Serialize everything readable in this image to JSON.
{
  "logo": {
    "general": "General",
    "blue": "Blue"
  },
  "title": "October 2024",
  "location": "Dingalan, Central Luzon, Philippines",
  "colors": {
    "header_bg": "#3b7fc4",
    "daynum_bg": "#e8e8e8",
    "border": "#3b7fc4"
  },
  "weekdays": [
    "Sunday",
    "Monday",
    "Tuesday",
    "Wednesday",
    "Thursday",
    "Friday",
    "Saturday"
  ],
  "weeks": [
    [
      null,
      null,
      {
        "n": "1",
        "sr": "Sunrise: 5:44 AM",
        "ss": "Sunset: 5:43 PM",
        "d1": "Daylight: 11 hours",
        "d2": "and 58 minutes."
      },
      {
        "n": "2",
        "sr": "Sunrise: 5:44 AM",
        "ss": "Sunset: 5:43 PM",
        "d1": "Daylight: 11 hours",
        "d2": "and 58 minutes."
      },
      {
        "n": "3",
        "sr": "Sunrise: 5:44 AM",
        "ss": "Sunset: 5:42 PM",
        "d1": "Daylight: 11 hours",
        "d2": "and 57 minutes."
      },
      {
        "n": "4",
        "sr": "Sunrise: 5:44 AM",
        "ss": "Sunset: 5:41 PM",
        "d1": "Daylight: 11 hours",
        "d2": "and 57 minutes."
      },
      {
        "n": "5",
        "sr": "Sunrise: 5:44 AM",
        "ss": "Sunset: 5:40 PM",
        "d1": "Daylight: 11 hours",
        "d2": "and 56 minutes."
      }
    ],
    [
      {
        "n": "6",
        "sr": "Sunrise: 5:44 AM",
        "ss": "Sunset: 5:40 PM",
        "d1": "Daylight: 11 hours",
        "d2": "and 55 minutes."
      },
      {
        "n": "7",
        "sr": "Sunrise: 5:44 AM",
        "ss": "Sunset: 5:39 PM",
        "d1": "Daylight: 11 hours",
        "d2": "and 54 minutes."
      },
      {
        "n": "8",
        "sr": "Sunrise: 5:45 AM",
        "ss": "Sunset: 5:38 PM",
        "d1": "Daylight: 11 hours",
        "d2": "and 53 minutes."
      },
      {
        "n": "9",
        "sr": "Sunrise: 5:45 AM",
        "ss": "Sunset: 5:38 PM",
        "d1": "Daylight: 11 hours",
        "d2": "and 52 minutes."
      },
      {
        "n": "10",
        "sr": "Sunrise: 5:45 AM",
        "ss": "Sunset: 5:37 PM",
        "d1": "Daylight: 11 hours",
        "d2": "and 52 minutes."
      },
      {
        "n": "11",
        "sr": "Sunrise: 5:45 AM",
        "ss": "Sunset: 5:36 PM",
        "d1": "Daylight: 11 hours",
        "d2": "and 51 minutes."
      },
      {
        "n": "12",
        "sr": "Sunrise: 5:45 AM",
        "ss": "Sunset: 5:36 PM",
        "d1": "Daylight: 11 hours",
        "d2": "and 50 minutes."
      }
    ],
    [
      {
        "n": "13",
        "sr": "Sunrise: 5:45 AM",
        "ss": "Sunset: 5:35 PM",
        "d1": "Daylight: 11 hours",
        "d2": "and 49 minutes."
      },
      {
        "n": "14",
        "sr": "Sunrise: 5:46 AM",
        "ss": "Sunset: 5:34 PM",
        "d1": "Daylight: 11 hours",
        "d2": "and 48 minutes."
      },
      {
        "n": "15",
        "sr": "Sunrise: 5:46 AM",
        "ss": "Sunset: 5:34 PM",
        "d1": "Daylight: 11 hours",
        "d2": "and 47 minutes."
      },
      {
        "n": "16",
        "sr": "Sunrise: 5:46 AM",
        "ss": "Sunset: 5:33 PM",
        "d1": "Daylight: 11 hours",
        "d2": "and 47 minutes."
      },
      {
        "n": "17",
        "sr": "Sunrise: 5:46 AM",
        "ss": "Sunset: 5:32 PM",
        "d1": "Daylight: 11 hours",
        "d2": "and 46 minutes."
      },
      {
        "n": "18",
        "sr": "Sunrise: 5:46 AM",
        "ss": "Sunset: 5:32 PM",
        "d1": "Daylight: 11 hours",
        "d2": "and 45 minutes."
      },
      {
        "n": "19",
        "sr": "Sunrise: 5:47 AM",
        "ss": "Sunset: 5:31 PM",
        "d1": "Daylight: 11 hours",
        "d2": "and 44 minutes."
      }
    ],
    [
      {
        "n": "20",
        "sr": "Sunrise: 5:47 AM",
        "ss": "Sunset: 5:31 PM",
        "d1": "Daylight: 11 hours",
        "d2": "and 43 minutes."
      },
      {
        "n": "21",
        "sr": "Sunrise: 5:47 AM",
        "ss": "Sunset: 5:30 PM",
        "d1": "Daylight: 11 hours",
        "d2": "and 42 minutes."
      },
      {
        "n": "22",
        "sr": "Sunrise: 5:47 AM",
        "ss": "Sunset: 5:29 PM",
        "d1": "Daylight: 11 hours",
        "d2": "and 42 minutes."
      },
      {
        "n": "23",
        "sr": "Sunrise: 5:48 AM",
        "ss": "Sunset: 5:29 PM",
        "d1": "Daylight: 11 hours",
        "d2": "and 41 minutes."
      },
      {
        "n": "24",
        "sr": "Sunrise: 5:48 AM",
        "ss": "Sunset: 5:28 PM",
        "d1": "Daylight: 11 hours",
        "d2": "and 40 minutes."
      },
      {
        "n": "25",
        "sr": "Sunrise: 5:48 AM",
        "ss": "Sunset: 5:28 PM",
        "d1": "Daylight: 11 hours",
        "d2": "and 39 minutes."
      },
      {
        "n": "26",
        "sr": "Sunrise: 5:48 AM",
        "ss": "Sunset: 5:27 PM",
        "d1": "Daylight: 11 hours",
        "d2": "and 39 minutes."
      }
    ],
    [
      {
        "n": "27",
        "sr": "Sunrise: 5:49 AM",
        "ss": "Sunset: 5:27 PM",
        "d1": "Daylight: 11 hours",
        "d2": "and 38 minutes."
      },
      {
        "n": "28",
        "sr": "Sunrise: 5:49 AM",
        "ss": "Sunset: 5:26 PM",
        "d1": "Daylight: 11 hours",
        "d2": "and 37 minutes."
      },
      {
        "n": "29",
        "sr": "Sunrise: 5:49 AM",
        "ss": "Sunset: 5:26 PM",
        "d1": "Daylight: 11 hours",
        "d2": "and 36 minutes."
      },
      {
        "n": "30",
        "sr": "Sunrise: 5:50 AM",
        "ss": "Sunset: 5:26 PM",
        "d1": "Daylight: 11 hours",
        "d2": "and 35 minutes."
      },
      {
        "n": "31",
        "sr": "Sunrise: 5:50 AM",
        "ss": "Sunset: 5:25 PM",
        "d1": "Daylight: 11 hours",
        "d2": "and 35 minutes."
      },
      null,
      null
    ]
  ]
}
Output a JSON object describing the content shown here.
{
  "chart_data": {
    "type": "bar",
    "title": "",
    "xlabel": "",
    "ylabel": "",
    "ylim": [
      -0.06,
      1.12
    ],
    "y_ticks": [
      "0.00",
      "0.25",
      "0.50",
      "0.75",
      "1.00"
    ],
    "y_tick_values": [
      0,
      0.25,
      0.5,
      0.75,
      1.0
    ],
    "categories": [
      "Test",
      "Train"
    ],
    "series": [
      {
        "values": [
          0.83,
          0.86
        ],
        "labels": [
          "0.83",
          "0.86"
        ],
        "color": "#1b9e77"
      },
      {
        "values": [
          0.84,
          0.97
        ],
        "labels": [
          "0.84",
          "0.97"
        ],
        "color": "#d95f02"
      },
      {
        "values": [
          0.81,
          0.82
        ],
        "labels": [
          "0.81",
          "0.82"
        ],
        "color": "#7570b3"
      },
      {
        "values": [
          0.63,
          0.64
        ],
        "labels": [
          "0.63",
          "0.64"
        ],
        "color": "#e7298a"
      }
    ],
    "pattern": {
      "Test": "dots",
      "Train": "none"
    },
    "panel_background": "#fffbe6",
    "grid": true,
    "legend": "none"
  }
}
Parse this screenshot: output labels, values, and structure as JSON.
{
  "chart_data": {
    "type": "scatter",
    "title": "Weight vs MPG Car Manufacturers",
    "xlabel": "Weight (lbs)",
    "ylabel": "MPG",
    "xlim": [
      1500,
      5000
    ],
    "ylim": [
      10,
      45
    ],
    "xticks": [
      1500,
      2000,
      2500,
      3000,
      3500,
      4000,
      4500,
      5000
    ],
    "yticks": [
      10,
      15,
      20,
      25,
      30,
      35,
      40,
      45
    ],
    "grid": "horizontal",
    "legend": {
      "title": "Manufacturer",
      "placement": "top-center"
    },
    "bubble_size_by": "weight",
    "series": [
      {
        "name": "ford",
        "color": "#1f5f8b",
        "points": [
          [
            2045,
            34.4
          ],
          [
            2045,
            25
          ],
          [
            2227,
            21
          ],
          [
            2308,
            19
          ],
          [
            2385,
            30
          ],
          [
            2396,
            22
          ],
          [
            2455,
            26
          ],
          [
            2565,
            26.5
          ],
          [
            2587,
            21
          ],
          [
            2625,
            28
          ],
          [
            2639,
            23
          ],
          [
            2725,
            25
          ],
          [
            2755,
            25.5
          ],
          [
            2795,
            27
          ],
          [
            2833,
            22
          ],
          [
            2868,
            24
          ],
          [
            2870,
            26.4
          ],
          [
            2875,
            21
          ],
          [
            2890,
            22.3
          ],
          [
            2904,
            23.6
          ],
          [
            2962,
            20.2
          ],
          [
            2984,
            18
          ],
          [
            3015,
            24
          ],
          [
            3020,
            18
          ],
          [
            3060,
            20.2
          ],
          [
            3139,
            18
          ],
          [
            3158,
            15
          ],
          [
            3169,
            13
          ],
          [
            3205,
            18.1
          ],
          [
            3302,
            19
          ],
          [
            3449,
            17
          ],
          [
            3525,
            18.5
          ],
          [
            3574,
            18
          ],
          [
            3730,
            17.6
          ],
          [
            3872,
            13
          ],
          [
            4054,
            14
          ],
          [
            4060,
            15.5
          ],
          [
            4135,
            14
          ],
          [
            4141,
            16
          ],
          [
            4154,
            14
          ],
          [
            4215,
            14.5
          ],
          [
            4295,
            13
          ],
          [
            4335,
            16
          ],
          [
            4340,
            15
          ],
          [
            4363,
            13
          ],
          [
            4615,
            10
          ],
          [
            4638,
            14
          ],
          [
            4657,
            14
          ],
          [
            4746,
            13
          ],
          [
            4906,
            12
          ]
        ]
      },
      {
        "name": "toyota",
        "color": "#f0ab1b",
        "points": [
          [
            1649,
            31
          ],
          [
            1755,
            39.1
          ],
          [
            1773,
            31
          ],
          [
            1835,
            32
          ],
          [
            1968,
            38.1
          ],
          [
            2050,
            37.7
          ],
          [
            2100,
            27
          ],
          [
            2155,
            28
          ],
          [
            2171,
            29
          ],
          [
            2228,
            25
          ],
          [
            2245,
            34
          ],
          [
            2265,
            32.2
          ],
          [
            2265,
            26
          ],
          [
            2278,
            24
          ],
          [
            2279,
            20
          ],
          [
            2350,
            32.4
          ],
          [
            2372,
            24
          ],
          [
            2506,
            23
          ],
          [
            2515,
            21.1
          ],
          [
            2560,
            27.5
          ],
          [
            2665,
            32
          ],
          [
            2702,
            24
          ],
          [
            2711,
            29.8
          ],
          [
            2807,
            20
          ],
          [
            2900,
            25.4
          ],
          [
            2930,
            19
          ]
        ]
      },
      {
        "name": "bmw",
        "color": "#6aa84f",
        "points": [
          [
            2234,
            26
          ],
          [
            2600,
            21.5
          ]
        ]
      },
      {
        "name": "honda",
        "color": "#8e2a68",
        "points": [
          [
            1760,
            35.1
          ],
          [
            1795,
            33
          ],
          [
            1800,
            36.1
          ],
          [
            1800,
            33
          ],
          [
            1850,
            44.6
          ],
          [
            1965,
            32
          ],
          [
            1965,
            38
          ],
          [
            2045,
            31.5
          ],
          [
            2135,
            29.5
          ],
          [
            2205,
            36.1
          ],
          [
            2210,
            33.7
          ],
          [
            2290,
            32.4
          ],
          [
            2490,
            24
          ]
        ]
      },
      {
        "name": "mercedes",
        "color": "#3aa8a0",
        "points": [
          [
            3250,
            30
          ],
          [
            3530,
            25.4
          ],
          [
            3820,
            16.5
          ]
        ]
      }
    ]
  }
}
- - - -
◆ **Short exercise**
Lines that include the word "name" — how many are there in the data? Answer with the number alone.

◆ **Right answer**
5